◆ REQUIRED WORK ◆
Take every line that has the string "this" and copy it out.

◆ AVAILABLE DATA ◆

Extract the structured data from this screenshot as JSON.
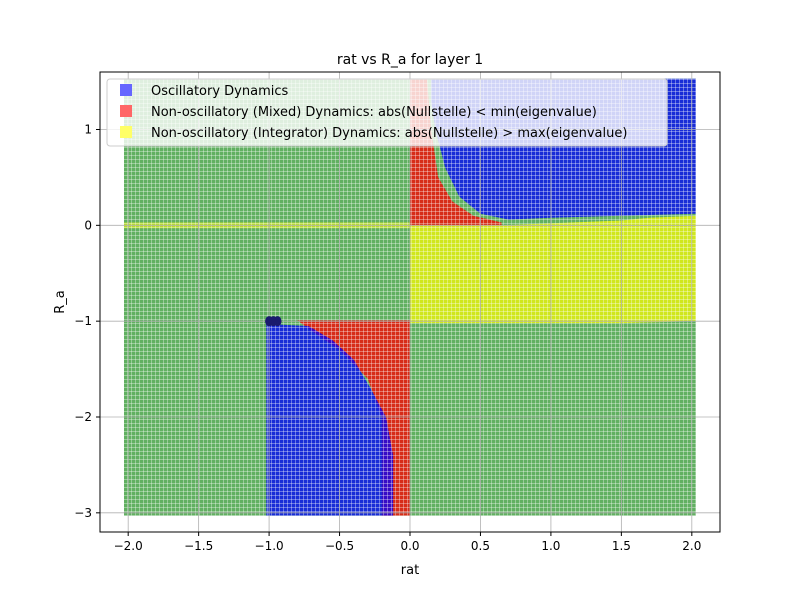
{
  "chart_data": {
    "type": "scatter",
    "title": "rat vs R_a for layer 1",
    "xlabel": "rat",
    "ylabel": "R_a",
    "xlim": [
      -2.2,
      2.2
    ],
    "ylim": [
      -3.2,
      1.6
    ],
    "xticks": [
      -2.0,
      -1.5,
      -1.0,
      -0.5,
      0.0,
      0.5,
      1.0,
      1.5,
      2.0
    ],
    "xtick_labels": [
      "−2.0",
      "−1.5",
      "−1.0",
      "−0.5",
      "0.0",
      "0.5",
      "1.0",
      "1.5",
      "2.0"
    ],
    "yticks": [
      -3,
      -2,
      -1,
      0,
      1
    ],
    "ytick_labels": [
      "−3",
      "−2",
      "−1",
      "0",
      "1"
    ],
    "grid": true,
    "legend_placement": "upper-left",
    "series": [
      {
        "name": "Oscillatory Dynamics",
        "color": "#0000ff",
        "regions": [
          {
            "x_range": [
              0.15,
              2.0
            ],
            "y_range": [
              0.1,
              1.5
            ],
            "description_values": "upper-right quadrant, boundary curve from (0.15,1.5) through (0.3,0.3) to (0.65,0.05)"
          },
          {
            "x_range": [
              -1.0,
              -0.12
            ],
            "y_range": [
              -3.0,
              -1.05
            ],
            "description_values": "lower-left region, boundary curve from (-0.7,-1.05) through (-0.35,-1.6) to (-0.12,-3.0)"
          }
        ]
      },
      {
        "name": "Non-oscillatory (Mixed) Dynamics: abs(Nullstelle) < min(eigenvalue)",
        "color": "#ff0000",
        "regions": [
          {
            "x_range": [
              0.0,
              0.65
            ],
            "y_range": [
              0.0,
              1.5
            ]
          },
          {
            "x_range": [
              -0.8,
              0.0
            ],
            "y_range": [
              -3.0,
              -1.0
            ]
          }
        ]
      },
      {
        "name": "Non-oscillatory (Integrator) Dynamics: abs(Nullstelle) > max(eigenvalue)",
        "color": "#ffff00",
        "regions": [
          {
            "x_range": [
              0.0,
              2.0
            ],
            "y_range": [
              -1.0,
              0.05
            ]
          }
        ]
      }
    ],
    "background_series_color": "#008000",
    "point_grid": {
      "x_range": [
        -2.0,
        2.0
      ],
      "y_range": [
        -3.0,
        1.5
      ]
    }
  }
}
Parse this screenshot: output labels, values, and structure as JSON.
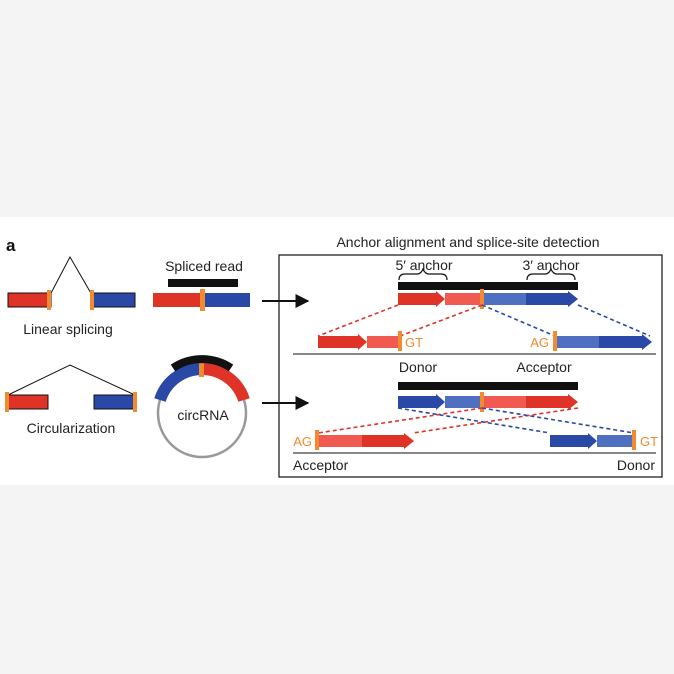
{
  "panel_label": "a",
  "left": {
    "linear_label": "Linear splicing",
    "circ_label": "Circularization",
    "spliced_read_label": "Spliced read",
    "circrna_label": "circRNA"
  },
  "right": {
    "title": "Anchor alignment and splice-site detection",
    "anchor5_label": "5′ anchor",
    "anchor3_label": "3′ anchor",
    "top": {
      "gt": "GT",
      "ag": "AG",
      "donor": "Donor",
      "acceptor": "Acceptor"
    },
    "bottom": {
      "ag": "AG",
      "gt": "GT",
      "acceptor": "Acceptor",
      "donor": "Donor"
    }
  },
  "colors": {
    "red": "#e03327",
    "red_light": "#f05a50",
    "blue": "#2a48a6",
    "blue_light": "#4f6fc0",
    "orange": "#f28a30",
    "black": "#111111",
    "grey_ring": "#999999"
  }
}
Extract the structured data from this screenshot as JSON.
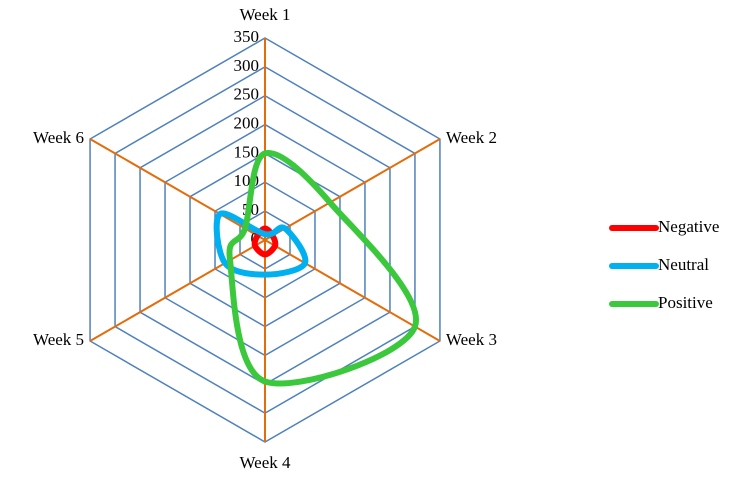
{
  "chart_data": {
    "type": "radar",
    "categories": [
      "Week 1",
      "Week 2",
      "Week 3",
      "Week 4",
      "Week 5",
      "Week 6"
    ],
    "series": [
      {
        "name": "Negative",
        "color": "#ff0000",
        "values": [
          20,
          15,
          20,
          25,
          20,
          15
        ]
      },
      {
        "name": "Neutral",
        "color": "#00b0f0",
        "values": [
          10,
          40,
          80,
          60,
          80,
          90
        ]
      },
      {
        "name": "Positive",
        "color": "#3cc83c",
        "values": [
          150,
          130,
          300,
          245,
          70,
          40
        ]
      }
    ],
    "ylim": [
      0,
      350
    ],
    "yticks": [
      0,
      50,
      100,
      150,
      200,
      250,
      300,
      350
    ],
    "grid": true,
    "legend": "right"
  }
}
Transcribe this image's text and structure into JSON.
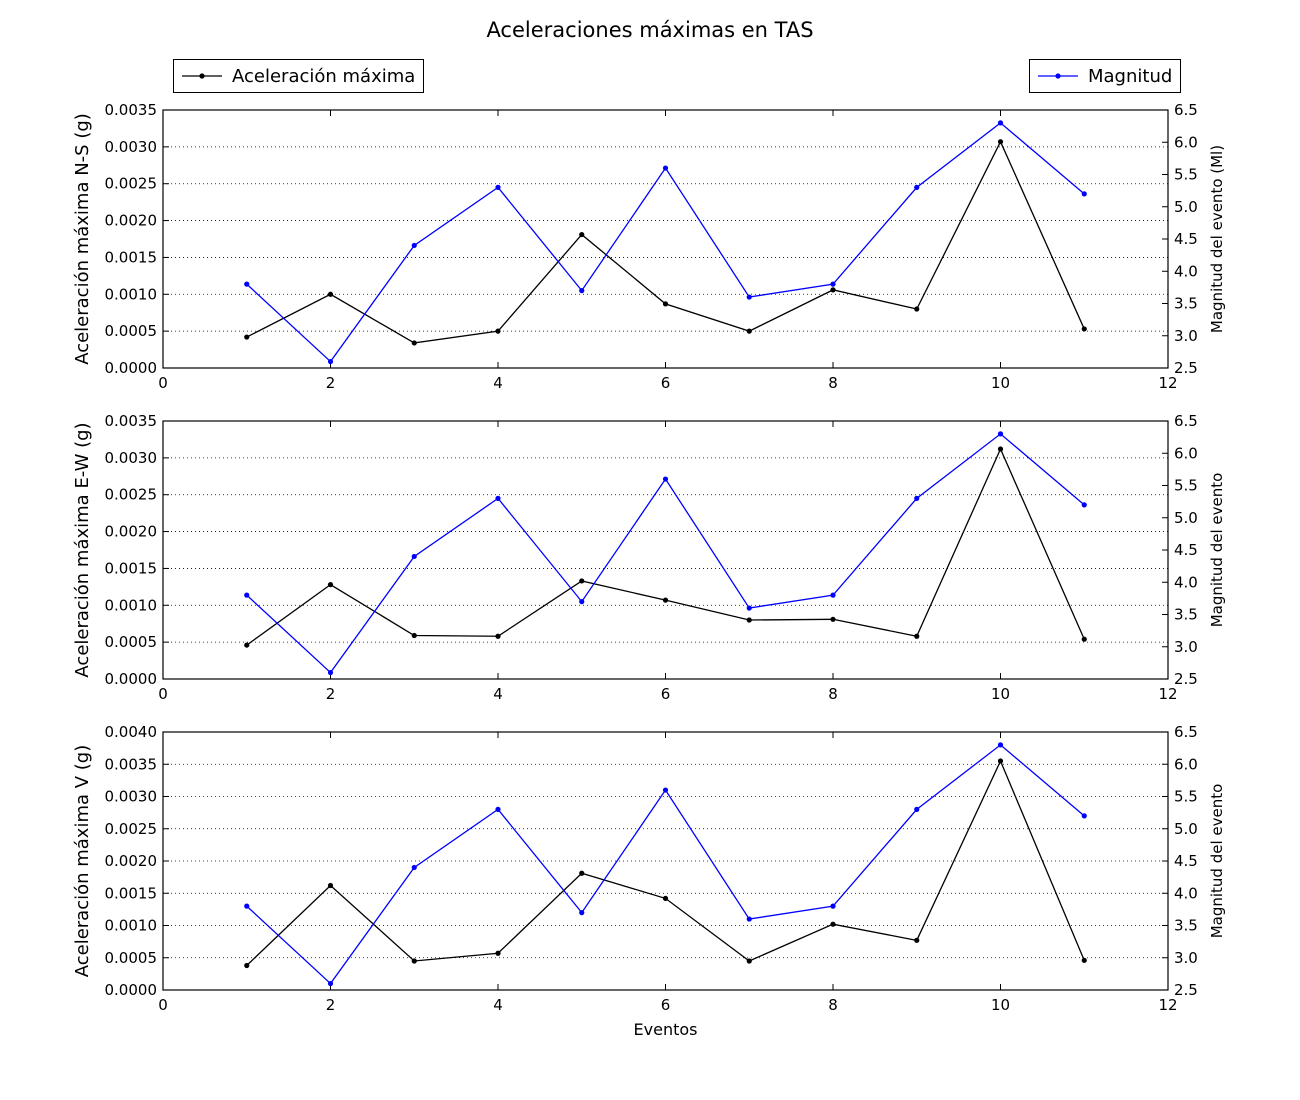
{
  "title": "Aceleraciones máximas en TAS",
  "legend": {
    "left": {
      "label": "Aceleración máxima",
      "color": "#000000"
    },
    "right": {
      "label": "Magnitud",
      "color": "#0000ff"
    }
  },
  "colors": {
    "acceleration": "#000000",
    "magnitude": "#0000ff",
    "grid": "#000000"
  },
  "chart_data": [
    {
      "type": "line",
      "x": [
        1,
        2,
        3,
        4,
        5,
        6,
        7,
        8,
        9,
        10,
        11
      ],
      "xlim": [
        0,
        12
      ],
      "xticks": [
        "0",
        "2",
        "4",
        "6",
        "8",
        "10",
        "12"
      ],
      "xlabel": "",
      "ylabel": "Aceleración máxima N-S (g)",
      "ylim": [
        0,
        0.0035
      ],
      "yticks": [
        "0.0000",
        "0.0005",
        "0.0010",
        "0.0015",
        "0.0020",
        "0.0025",
        "0.0030",
        "0.0035"
      ],
      "y2label": "Magnitud del evento (Ml)",
      "y2lim": [
        2.5,
        6.5
      ],
      "y2ticks": [
        "2.5",
        "3.0",
        "3.5",
        "4.0",
        "4.5",
        "5.0",
        "5.5",
        "6.0",
        "6.5"
      ],
      "grid": "horizontal dotted",
      "series": [
        {
          "name": "Aceleración máxima",
          "axis": "left",
          "color": "#000000",
          "values": [
            0.00042,
            0.001,
            0.00034,
            0.0005,
            0.00181,
            0.00087,
            0.0005,
            0.00106,
            0.0008,
            0.00307,
            0.00053
          ]
        },
        {
          "name": "Magnitud",
          "axis": "right",
          "color": "#0000ff",
          "values": [
            3.8,
            2.6,
            4.4,
            5.3,
            3.7,
            5.6,
            3.6,
            3.8,
            5.3,
            6.3,
            5.2
          ]
        }
      ]
    },
    {
      "type": "line",
      "x": [
        1,
        2,
        3,
        4,
        5,
        6,
        7,
        8,
        9,
        10,
        11
      ],
      "xlim": [
        0,
        12
      ],
      "xticks": [
        "0",
        "2",
        "4",
        "6",
        "8",
        "10",
        "12"
      ],
      "xlabel": "",
      "ylabel": "Aceleración máxima E-W (g)",
      "ylim": [
        0,
        0.0035
      ],
      "yticks": [
        "0.0000",
        "0.0005",
        "0.0010",
        "0.0015",
        "0.0020",
        "0.0025",
        "0.0030",
        "0.0035"
      ],
      "y2label": "Magnitud del evento",
      "y2lim": [
        2.5,
        6.5
      ],
      "y2ticks": [
        "2.5",
        "3.0",
        "3.5",
        "4.0",
        "4.5",
        "5.0",
        "5.5",
        "6.0",
        "6.5"
      ],
      "grid": "horizontal dotted",
      "series": [
        {
          "name": "Aceleración máxima",
          "axis": "left",
          "color": "#000000",
          "values": [
            0.00046,
            0.00128,
            0.00059,
            0.00058,
            0.00133,
            0.00107,
            0.0008,
            0.00081,
            0.00058,
            0.00312,
            0.00054
          ]
        },
        {
          "name": "Magnitud",
          "axis": "right",
          "color": "#0000ff",
          "values": [
            3.8,
            2.6,
            4.4,
            5.3,
            3.7,
            5.6,
            3.6,
            3.8,
            5.3,
            6.3,
            5.2
          ]
        }
      ]
    },
    {
      "type": "line",
      "x": [
        1,
        2,
        3,
        4,
        5,
        6,
        7,
        8,
        9,
        10,
        11
      ],
      "xlim": [
        0,
        12
      ],
      "xticks": [
        "0",
        "2",
        "4",
        "6",
        "8",
        "10",
        "12"
      ],
      "xlabel": "Eventos",
      "ylabel": "Aceleración máxima V (g)",
      "ylim": [
        0,
        0.004
      ],
      "yticks": [
        "0.0000",
        "0.0005",
        "0.0010",
        "0.0015",
        "0.0020",
        "0.0025",
        "0.0030",
        "0.0035",
        "0.0040"
      ],
      "y2label": "Magnitud del evento",
      "y2lim": [
        2.5,
        6.5
      ],
      "y2ticks": [
        "2.5",
        "3.0",
        "3.5",
        "4.0",
        "4.5",
        "5.0",
        "5.5",
        "6.0",
        "6.5"
      ],
      "grid": "horizontal dotted",
      "series": [
        {
          "name": "Aceleración máxima",
          "axis": "left",
          "color": "#000000",
          "values": [
            0.00038,
            0.00162,
            0.00045,
            0.00057,
            0.00181,
            0.00142,
            0.00045,
            0.00102,
            0.00077,
            0.00355,
            0.00046
          ]
        },
        {
          "name": "Magnitud",
          "axis": "right",
          "color": "#0000ff",
          "values": [
            3.8,
            2.6,
            4.4,
            5.3,
            3.7,
            5.6,
            3.6,
            3.8,
            5.3,
            6.3,
            5.2
          ]
        }
      ]
    }
  ]
}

◆ REPLY TO THE EXERCISE ◆
Extract the structured data from this screenshot as JSON.
Parse this screenshot: output labels, values, and structure as JSON.
Extract the structured data from this screenshot as JSON.
Transcribe this image's text and structure into JSON.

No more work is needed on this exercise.